(Saved entries)
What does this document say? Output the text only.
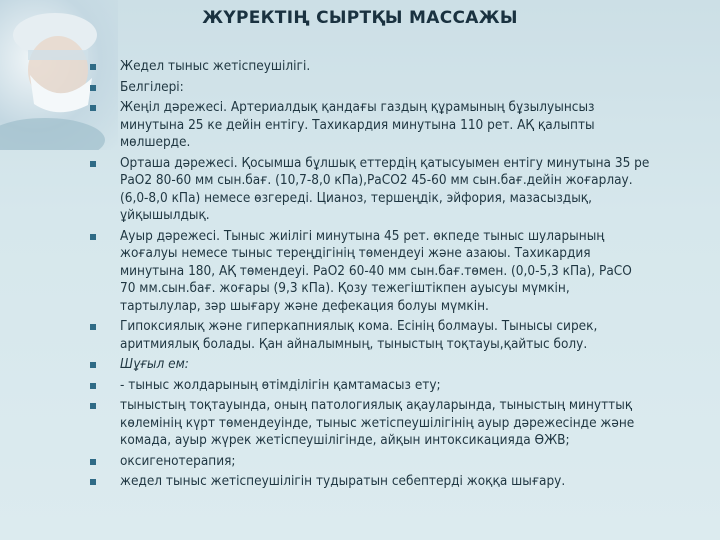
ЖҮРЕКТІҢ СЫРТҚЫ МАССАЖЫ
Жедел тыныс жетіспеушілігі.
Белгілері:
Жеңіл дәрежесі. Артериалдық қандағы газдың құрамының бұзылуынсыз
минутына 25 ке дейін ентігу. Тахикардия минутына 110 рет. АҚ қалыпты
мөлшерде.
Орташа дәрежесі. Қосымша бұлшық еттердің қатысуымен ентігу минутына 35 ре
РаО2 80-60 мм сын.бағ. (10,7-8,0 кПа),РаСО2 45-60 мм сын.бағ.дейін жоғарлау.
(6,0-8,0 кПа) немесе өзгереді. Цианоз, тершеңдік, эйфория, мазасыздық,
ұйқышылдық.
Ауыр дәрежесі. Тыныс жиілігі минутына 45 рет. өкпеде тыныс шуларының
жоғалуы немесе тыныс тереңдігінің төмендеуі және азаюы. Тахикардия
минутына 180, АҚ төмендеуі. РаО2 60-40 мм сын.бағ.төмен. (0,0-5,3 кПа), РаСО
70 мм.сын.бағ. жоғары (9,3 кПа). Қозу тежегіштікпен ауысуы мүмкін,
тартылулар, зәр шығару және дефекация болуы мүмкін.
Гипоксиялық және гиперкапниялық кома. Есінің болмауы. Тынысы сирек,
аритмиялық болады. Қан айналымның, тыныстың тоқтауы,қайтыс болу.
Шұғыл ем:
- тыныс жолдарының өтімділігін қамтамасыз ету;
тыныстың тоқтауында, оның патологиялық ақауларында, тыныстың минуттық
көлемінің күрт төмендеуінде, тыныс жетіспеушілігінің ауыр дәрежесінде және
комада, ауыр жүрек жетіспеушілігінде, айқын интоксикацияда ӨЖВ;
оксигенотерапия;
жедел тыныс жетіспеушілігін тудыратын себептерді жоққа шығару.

◆ Your goal:
Copy each line above that contains the string "немесе".

◆ Right answer:
(6,0-8,0 кПа) немесе өзгереді. Цианоз, тершеңдік, эйфория, мазасыздық,
жоғалуы немесе тыныс тереңдігінің төмендеуі және азаюы. Тахикардия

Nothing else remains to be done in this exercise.